Locate the string "исходный" in the listing below. Copy every line where it is found.

/---

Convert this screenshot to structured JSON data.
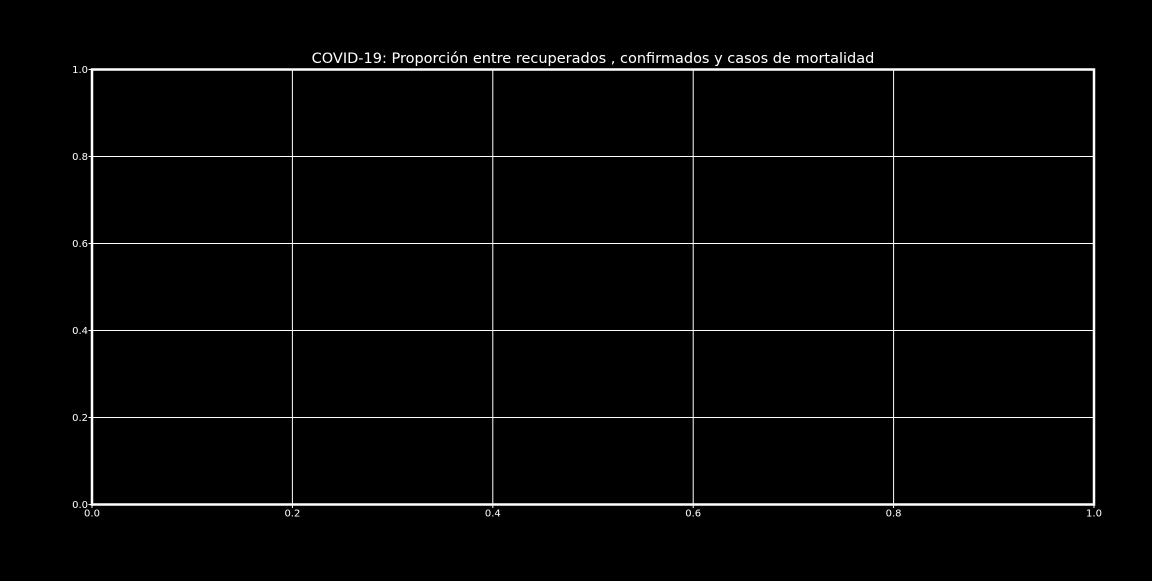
{
  "chart_data": {
    "type": "line",
    "title": "COVID-19: Proporción entre recuperados , confirmados y casos de mortalidad",
    "xlabel": "",
    "ylabel": "",
    "xlim": [
      0.0,
      1.0
    ],
    "ylim": [
      0.0,
      1.0
    ],
    "xticks": [
      "0.0",
      "0.2",
      "0.4",
      "0.6",
      "0.8",
      "1.0"
    ],
    "yticks": [
      "0.0",
      "0.2",
      "0.4",
      "0.6",
      "0.8",
      "1.0"
    ],
    "grid": true,
    "series": []
  },
  "colors": {
    "background": "#000000",
    "axes": "#ffffff",
    "grid": "#ffffff",
    "text": "#ffffff"
  }
}
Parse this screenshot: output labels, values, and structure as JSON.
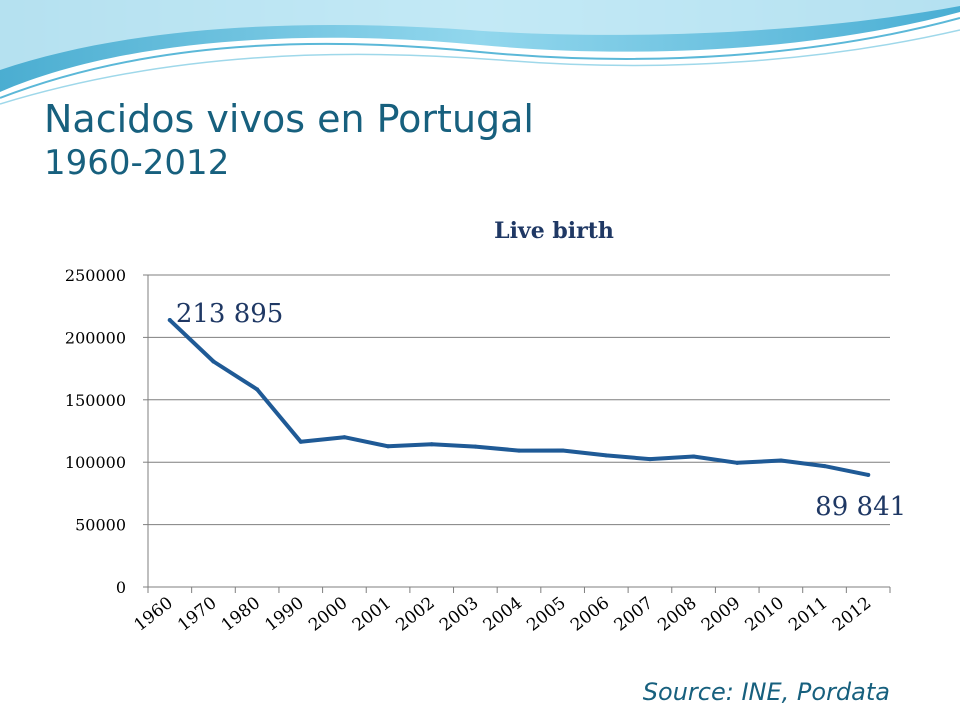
{
  "slide": {
    "title": "Nacidos vivos en Portugal",
    "subtitle": "1960-2012",
    "source": "Source: INE, Pordata"
  },
  "colors": {
    "title": "#17607e",
    "line": "#1f5a96",
    "grid": "#7f7f7f",
    "text": "#000000"
  },
  "chart_data": {
    "type": "line",
    "title": "Live birth",
    "categories": [
      "1960",
      "1970",
      "1980",
      "1990",
      "2000",
      "2001",
      "2002",
      "2003",
      "2004",
      "2005",
      "2006",
      "2007",
      "2008",
      "2009",
      "2010",
      "2011",
      "2012"
    ],
    "series": [
      {
        "values": [
          213895,
          180690,
          158352,
          116383,
          120008,
          112774,
          114383,
          112515,
          109298,
          109399,
          105449,
          102492,
          104594,
          99491,
          101381,
          96856,
          89841
        ]
      }
    ],
    "ylim": [
      0,
      250000
    ],
    "yticks": [
      0,
      50000,
      100000,
      150000,
      200000,
      250000
    ],
    "data_labels": [
      {
        "index": 0,
        "text": "213 895"
      },
      {
        "index": 16,
        "text": "89 841"
      }
    ],
    "grid": true,
    "legend": "none"
  }
}
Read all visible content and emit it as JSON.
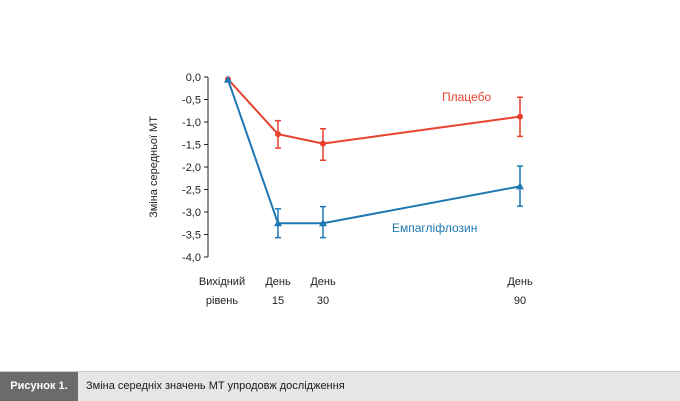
{
  "chart_data": {
    "type": "line",
    "ylabel": "Зміна середньої МТ",
    "ylim": [
      -4.0,
      0.0
    ],
    "yticks": [
      "0,0",
      "-0,5",
      "-1,0",
      "-1,5",
      "-2,0",
      "-2,5",
      "-3,0",
      "-3,5",
      "-4,0"
    ],
    "xticks": [
      {
        "x": 0,
        "lines": [
          "Вихідний",
          "рівень"
        ]
      },
      {
        "x": 15,
        "lines": [
          "День",
          "15"
        ]
      },
      {
        "x": 30,
        "lines": [
          "День",
          "30"
        ]
      },
      {
        "x": 90,
        "lines": [
          "День",
          "90"
        ]
      }
    ],
    "series": [
      {
        "name": "Плацебо",
        "color": "#e8412f",
        "marker": "circle",
        "points": [
          {
            "x": 0,
            "y": -0.05
          },
          {
            "x": 15,
            "y": -1.27,
            "err_low": -1.58,
            "err_high": -0.97
          },
          {
            "x": 30,
            "y": -1.48,
            "err_low": -1.85,
            "err_high": -1.15
          },
          {
            "x": 90,
            "y": -0.88,
            "err_low": -1.32,
            "err_high": -0.45
          }
        ]
      },
      {
        "name": "Емпагліфлозин",
        "color": "#1f78b4",
        "marker": "triangle",
        "points": [
          {
            "x": 0,
            "y": -0.06
          },
          {
            "x": 15,
            "y": -3.25,
            "err_low": -3.57,
            "err_high": -2.93
          },
          {
            "x": 30,
            "y": -3.25,
            "err_low": -3.57,
            "err_high": -2.88
          },
          {
            "x": 90,
            "y": -2.43,
            "err_low": -2.87,
            "err_high": -1.98
          }
        ]
      }
    ]
  },
  "caption": {
    "label": "Рисунок 1.",
    "text": "Зміна середніх значень МТ упродовж дослідження"
  }
}
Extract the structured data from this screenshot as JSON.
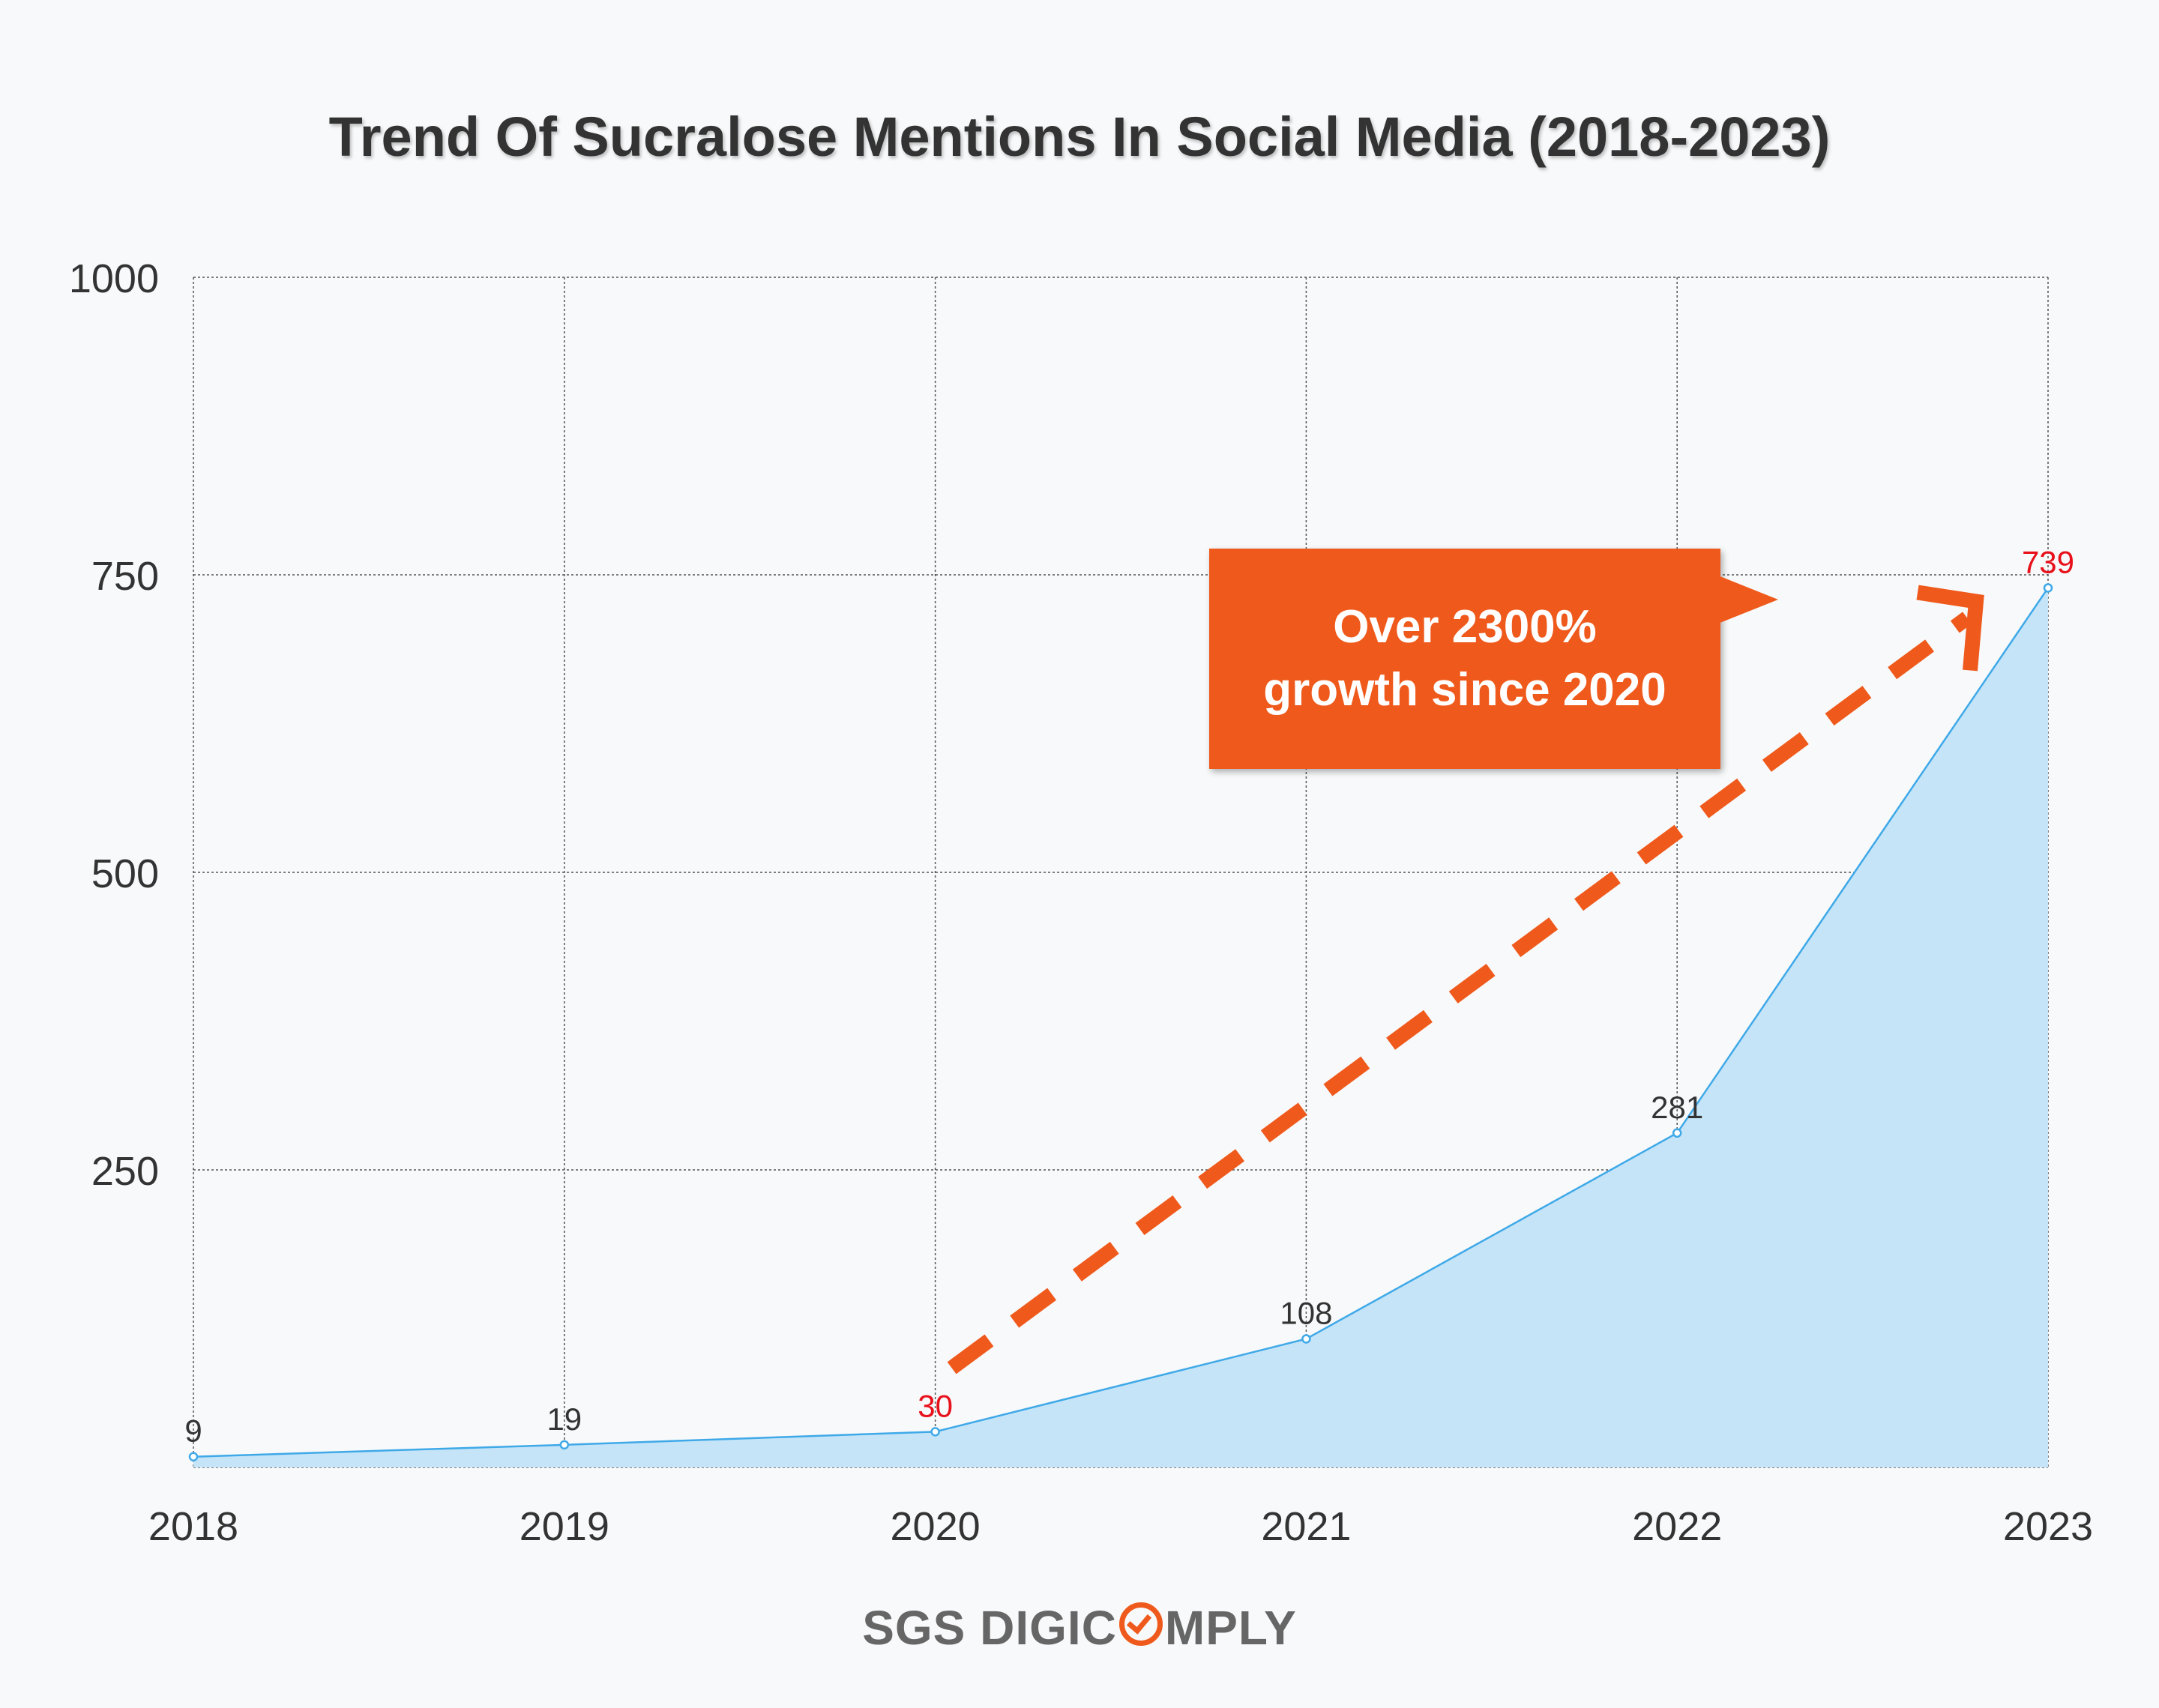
{
  "chart_data": {
    "type": "area",
    "title": "Trend Of Sucralose Mentions In Social Media (2018-2023)",
    "categories": [
      "2018",
      "2019",
      "2020",
      "2021",
      "2022",
      "2023"
    ],
    "values": [
      9,
      19,
      30,
      108,
      281,
      739
    ],
    "highlighted": [
      "2020",
      "2023"
    ],
    "y_ticks": [
      250,
      500,
      750,
      1000
    ],
    "ylim": [
      0,
      1000
    ],
    "grid": true,
    "xlabel": "",
    "ylabel": "",
    "annotation": {
      "line1": "Over 2300%",
      "line2": "growth since 2020",
      "trend_from_year": "2020",
      "trend_to_year": "2023"
    },
    "colors": {
      "line": "#3fa9e8",
      "fill": "#c5e4f8",
      "accent": "#ef5a1c",
      "highlight_label": "#e8101a",
      "label": "#333333"
    }
  },
  "brand": {
    "prefix": "SGS DIGIC",
    "suffix": "MPLY"
  }
}
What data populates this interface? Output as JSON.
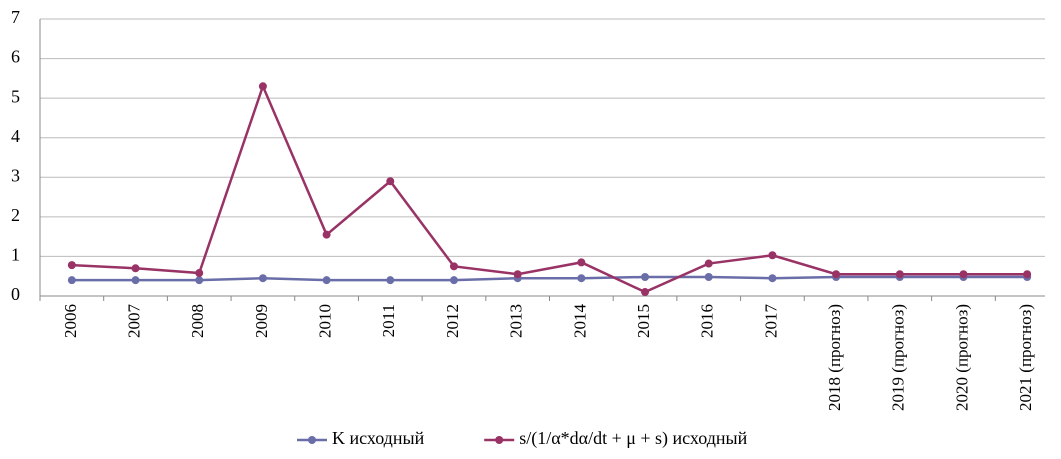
{
  "chart_data": {
    "type": "line",
    "categories": [
      "2006",
      "2007",
      "2008",
      "2009",
      "2010",
      "2011",
      "2012",
      "2013",
      "2014",
      "2015",
      "2016",
      "2017",
      "2018 (прогноз)",
      "2019 (прогноз)",
      "2020 (прогноз)",
      "2021 (прогноз)"
    ],
    "series": [
      {
        "name": "K исходный",
        "color": "#6a6ea8",
        "values": [
          0.4,
          0.4,
          0.4,
          0.45,
          0.4,
          0.4,
          0.4,
          0.45,
          0.45,
          0.48,
          0.48,
          0.45,
          0.48,
          0.48,
          0.48,
          0.48
        ]
      },
      {
        "name": "s/(1/α*dα/dt + μ + s) исходный",
        "color": "#993366",
        "values": [
          0.78,
          0.7,
          0.58,
          5.3,
          1.55,
          2.9,
          0.75,
          0.55,
          0.85,
          0.1,
          0.82,
          1.03,
          0.55,
          0.55,
          0.55,
          0.55
        ]
      }
    ],
    "ylim": [
      0,
      7
    ],
    "yticks": [
      0,
      1,
      2,
      3,
      4,
      5,
      6,
      7
    ],
    "grid": true,
    "legend": "bottom"
  }
}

\---

» **Exercise solution**:
        "name": "K исходный",
        "name": "s/(1/α*dα/dt + μ + s) исходный",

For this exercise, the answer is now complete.